Exercise materials -

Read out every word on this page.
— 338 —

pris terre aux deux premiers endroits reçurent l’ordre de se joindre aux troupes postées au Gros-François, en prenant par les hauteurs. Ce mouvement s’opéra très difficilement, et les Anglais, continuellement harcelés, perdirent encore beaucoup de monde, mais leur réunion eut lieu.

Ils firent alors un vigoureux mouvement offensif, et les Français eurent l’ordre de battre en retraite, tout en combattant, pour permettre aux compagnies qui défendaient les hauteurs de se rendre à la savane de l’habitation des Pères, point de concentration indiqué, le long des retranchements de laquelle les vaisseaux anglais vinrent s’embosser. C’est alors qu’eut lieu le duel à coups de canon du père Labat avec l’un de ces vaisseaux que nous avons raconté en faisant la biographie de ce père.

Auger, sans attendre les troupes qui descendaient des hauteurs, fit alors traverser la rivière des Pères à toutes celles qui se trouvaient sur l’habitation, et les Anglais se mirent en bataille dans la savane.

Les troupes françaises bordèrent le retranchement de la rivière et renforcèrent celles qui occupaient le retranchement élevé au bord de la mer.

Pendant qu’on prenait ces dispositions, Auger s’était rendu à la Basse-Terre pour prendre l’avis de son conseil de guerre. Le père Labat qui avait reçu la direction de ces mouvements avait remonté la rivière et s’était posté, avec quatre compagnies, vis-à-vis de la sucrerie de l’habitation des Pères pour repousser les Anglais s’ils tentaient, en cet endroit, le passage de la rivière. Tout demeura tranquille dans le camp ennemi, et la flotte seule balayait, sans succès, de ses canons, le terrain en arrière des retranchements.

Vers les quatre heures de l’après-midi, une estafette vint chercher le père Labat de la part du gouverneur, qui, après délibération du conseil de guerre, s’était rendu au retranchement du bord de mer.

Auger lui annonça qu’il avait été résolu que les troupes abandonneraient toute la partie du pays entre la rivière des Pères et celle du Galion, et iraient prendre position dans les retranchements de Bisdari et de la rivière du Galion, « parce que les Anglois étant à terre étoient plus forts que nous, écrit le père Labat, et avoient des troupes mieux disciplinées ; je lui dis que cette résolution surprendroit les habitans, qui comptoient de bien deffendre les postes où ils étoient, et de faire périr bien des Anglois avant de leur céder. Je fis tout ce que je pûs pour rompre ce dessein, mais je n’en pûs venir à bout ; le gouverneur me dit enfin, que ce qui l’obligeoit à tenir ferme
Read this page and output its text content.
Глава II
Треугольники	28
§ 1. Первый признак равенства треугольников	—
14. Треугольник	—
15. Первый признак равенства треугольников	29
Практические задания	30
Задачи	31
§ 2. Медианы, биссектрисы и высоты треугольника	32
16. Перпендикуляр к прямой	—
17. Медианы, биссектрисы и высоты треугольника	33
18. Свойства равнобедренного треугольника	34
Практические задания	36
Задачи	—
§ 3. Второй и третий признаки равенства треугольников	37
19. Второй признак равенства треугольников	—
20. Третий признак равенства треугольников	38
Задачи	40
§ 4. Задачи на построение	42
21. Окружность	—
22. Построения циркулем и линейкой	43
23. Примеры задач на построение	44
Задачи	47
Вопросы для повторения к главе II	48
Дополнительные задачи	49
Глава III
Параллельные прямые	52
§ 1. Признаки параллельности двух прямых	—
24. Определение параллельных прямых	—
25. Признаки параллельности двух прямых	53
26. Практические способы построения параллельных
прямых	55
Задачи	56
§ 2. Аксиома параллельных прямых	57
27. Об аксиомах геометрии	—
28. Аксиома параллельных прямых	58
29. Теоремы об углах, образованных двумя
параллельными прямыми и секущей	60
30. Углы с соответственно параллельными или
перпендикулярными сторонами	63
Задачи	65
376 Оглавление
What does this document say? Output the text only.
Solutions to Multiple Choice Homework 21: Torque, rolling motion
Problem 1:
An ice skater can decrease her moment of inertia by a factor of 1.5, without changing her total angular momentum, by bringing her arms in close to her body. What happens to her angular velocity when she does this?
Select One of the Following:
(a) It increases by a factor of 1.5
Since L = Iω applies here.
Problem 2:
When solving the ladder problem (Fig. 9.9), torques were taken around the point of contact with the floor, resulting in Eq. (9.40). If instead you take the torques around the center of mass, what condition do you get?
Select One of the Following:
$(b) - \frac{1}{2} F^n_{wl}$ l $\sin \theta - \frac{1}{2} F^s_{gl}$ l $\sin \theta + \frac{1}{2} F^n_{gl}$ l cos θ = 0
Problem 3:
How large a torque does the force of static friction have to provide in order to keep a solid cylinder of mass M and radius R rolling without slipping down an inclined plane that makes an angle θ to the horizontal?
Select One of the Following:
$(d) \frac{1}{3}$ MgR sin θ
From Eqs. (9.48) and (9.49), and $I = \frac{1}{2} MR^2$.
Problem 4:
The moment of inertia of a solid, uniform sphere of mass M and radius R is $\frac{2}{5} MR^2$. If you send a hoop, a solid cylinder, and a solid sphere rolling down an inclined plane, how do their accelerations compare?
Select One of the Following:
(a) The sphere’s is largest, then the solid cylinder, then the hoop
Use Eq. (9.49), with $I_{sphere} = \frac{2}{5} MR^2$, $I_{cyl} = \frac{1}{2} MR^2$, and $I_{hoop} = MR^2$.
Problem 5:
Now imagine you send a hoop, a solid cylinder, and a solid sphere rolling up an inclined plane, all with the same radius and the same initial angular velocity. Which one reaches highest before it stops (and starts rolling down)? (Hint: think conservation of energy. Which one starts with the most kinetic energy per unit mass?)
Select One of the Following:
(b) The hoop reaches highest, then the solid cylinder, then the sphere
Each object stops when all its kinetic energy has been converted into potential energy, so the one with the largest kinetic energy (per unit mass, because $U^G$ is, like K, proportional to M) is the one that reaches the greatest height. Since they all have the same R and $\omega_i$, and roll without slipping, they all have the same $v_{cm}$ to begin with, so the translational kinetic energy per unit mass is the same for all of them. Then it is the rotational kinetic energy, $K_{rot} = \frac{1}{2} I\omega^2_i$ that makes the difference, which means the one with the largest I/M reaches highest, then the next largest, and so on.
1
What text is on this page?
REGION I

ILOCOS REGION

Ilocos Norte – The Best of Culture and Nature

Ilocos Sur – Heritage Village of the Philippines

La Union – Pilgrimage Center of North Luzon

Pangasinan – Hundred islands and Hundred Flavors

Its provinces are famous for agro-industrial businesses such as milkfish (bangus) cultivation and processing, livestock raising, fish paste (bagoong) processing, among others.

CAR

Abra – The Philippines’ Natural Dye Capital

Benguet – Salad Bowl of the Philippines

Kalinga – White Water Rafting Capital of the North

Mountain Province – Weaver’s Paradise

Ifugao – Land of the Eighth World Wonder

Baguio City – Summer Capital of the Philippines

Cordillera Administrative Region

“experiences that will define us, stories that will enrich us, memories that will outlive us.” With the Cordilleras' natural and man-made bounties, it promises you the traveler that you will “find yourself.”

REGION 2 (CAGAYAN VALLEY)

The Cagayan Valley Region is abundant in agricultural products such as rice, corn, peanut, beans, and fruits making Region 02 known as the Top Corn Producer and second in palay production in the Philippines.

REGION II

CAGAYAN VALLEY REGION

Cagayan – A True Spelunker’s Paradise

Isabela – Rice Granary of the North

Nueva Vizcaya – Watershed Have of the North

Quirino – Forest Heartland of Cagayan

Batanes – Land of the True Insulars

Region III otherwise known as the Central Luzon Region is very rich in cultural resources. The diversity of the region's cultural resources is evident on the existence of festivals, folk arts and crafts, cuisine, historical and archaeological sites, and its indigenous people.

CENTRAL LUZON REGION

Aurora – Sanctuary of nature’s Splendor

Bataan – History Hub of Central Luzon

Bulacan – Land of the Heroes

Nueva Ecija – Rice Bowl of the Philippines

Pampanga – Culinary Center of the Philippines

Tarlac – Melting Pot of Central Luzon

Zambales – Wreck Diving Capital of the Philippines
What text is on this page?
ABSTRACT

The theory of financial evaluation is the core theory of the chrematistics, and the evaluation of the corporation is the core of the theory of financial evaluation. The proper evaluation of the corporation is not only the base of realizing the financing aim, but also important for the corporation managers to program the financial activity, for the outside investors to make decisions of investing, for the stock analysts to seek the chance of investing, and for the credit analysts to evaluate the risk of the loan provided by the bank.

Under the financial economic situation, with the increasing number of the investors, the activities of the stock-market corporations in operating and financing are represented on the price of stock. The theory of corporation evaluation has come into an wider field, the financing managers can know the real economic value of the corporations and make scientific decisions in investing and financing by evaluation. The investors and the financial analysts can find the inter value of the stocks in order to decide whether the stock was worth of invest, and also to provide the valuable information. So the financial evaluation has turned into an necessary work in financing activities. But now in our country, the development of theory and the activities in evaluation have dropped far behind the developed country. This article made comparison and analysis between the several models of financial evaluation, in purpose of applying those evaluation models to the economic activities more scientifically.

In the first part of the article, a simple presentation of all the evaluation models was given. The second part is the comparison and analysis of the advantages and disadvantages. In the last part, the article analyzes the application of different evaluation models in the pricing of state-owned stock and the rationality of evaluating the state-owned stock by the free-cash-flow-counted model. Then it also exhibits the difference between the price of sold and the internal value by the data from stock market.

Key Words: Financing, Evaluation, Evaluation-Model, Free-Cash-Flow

Aim of the exercise -
Copy each line of the listing in which the word "factor" can be found.

Response to this exercise -
An ice skater can decrease her moment of inertia by a factor of 1.5, without changing her total angular momentum, by bringing her arms in close to her body. What happens to her angular velocity when she does this?
(a) It increases by a factor of 1.5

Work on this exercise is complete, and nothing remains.